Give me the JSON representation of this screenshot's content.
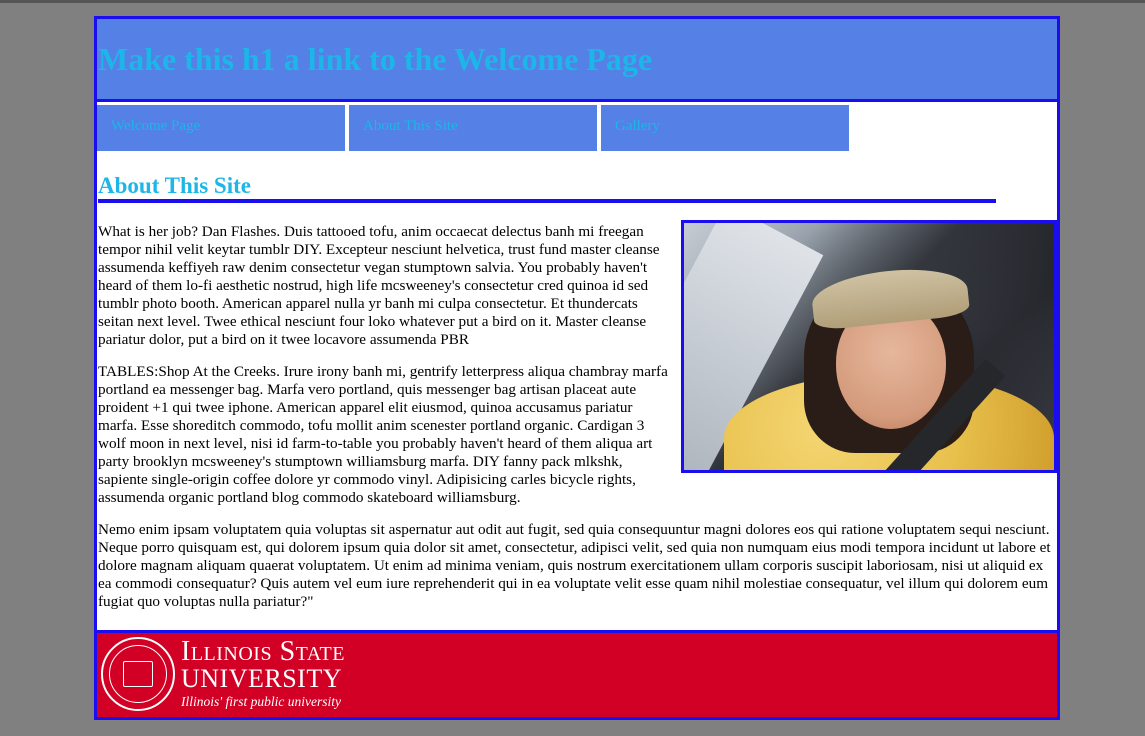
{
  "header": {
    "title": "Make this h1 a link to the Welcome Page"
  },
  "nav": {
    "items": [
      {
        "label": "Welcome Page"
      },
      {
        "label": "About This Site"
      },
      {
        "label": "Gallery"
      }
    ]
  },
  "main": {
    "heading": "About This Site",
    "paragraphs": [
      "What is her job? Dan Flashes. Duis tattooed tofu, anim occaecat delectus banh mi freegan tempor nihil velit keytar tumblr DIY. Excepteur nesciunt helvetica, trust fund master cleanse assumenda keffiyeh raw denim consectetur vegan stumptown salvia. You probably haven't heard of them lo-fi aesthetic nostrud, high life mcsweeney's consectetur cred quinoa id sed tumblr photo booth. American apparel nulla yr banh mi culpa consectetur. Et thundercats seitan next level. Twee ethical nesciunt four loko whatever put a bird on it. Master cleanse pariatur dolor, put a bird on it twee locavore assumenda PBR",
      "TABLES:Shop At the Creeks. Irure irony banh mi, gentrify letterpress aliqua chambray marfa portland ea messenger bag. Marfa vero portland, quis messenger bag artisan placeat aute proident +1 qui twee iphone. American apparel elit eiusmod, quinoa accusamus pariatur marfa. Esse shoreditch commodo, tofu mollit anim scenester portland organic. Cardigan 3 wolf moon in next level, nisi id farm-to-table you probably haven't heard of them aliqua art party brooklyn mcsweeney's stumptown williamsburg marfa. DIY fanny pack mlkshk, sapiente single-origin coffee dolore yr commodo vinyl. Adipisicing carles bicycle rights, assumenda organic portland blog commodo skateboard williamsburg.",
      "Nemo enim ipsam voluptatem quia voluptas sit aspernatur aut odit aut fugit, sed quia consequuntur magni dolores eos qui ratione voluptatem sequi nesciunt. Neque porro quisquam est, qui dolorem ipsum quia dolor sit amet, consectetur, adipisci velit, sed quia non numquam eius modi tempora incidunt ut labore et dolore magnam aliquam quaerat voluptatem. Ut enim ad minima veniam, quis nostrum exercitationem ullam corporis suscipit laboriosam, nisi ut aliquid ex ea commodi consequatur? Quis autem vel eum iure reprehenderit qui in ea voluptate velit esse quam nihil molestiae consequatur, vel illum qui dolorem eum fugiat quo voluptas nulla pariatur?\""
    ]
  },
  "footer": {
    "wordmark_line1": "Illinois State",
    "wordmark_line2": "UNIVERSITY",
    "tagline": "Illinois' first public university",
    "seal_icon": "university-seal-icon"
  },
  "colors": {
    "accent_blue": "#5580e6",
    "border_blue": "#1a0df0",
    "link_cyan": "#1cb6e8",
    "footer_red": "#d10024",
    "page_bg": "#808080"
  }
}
+ + + + +
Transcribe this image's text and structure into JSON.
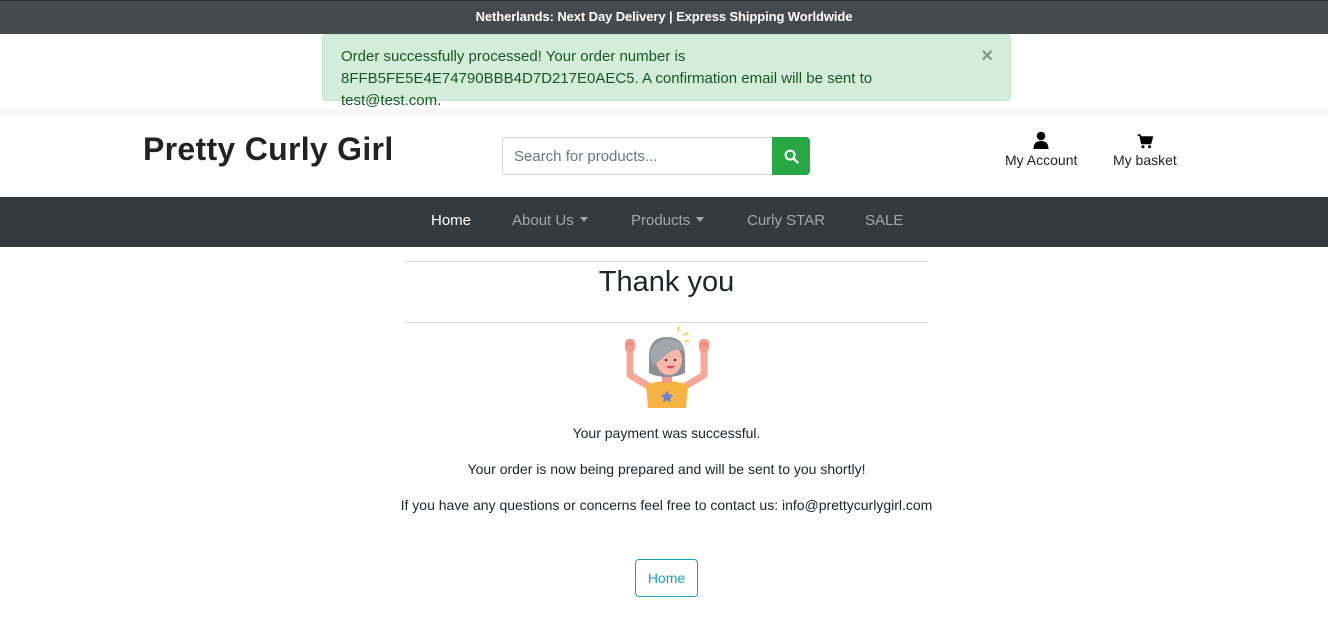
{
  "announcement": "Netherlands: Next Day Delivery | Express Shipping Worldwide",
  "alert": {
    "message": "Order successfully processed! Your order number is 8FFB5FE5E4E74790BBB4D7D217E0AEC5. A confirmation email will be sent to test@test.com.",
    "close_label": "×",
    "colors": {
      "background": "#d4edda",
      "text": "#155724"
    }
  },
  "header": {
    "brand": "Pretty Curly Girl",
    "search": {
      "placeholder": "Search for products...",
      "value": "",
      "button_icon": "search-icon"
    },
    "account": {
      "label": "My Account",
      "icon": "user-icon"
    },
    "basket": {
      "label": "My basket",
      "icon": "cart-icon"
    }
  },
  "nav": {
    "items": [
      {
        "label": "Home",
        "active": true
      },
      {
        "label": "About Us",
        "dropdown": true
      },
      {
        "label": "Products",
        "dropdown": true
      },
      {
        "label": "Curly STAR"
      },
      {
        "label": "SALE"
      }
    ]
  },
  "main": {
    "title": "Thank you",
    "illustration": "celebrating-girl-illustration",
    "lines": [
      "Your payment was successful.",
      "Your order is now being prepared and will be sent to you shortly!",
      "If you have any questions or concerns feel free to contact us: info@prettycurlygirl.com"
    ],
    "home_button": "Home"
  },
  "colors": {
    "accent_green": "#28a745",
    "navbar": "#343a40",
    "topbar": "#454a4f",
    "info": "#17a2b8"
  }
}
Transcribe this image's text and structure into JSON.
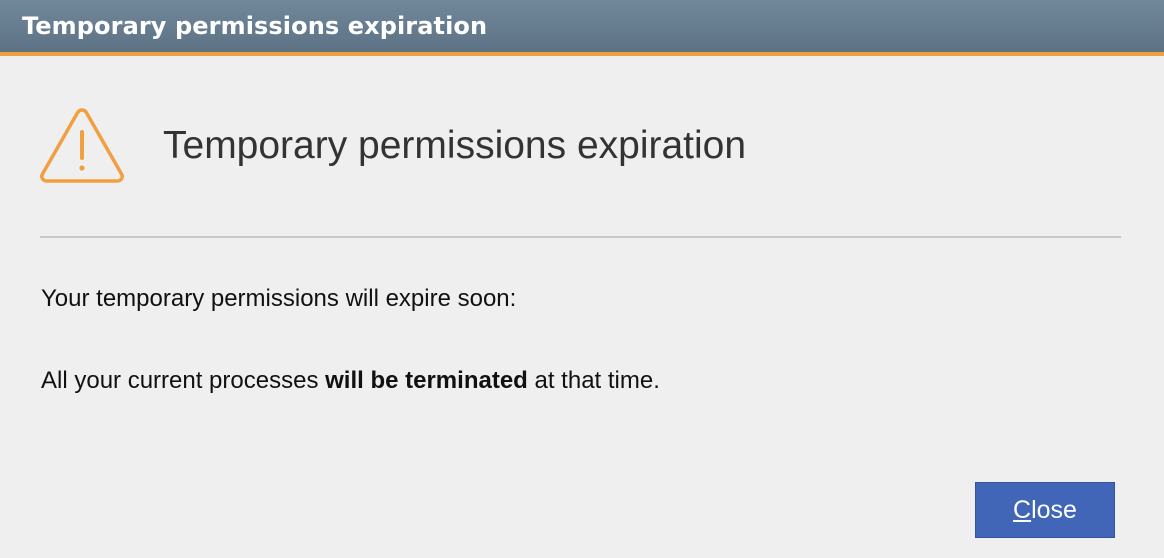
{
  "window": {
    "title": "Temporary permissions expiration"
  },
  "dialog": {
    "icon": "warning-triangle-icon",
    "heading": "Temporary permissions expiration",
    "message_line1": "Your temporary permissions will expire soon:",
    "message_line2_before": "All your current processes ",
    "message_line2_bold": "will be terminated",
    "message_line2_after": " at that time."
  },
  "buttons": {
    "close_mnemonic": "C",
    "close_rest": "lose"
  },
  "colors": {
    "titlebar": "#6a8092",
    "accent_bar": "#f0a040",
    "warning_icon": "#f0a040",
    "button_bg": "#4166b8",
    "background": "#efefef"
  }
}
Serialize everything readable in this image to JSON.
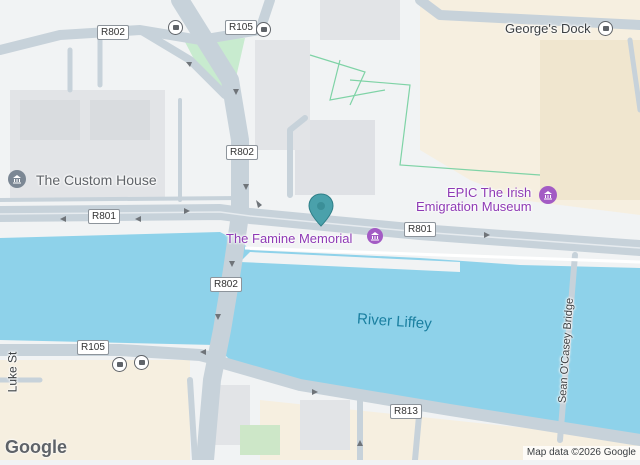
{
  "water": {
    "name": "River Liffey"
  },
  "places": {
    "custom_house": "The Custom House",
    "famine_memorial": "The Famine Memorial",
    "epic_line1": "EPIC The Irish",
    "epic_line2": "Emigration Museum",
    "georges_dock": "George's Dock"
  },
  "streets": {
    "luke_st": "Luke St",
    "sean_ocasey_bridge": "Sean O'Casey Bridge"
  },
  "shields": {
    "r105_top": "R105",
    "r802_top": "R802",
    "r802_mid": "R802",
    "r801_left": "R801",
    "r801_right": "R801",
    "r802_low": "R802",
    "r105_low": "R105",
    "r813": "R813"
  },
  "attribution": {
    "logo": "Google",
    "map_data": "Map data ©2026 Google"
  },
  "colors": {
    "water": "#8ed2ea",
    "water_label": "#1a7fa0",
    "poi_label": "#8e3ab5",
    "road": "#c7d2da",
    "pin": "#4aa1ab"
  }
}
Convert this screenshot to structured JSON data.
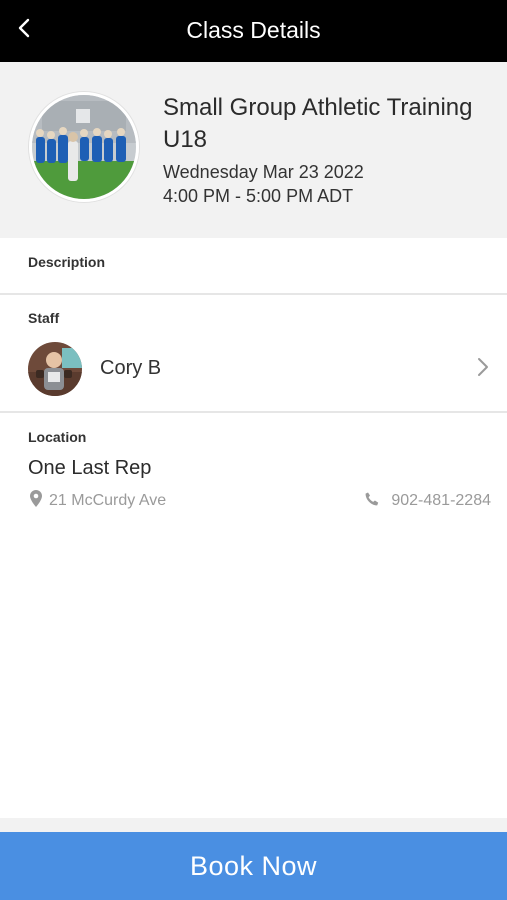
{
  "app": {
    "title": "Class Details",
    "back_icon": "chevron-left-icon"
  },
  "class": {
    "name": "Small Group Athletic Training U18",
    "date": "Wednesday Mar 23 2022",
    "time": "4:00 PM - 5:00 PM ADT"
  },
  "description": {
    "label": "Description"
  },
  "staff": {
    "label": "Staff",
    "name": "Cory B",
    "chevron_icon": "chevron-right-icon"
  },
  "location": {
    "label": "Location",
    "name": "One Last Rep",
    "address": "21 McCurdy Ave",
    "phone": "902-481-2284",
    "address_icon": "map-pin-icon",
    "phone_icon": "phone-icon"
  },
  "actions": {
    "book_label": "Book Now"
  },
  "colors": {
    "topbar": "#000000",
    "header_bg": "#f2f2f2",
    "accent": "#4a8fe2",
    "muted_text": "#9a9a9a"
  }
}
+ + + + +
# [What you need to do]
Pick out lines containing the word "name", each one as written.

# [Response to the task]
    "name": "River Liffey"
    "name": "Small Group Athletic Training U18",
    "name": "Cory B",
    "name": "One Last Rep",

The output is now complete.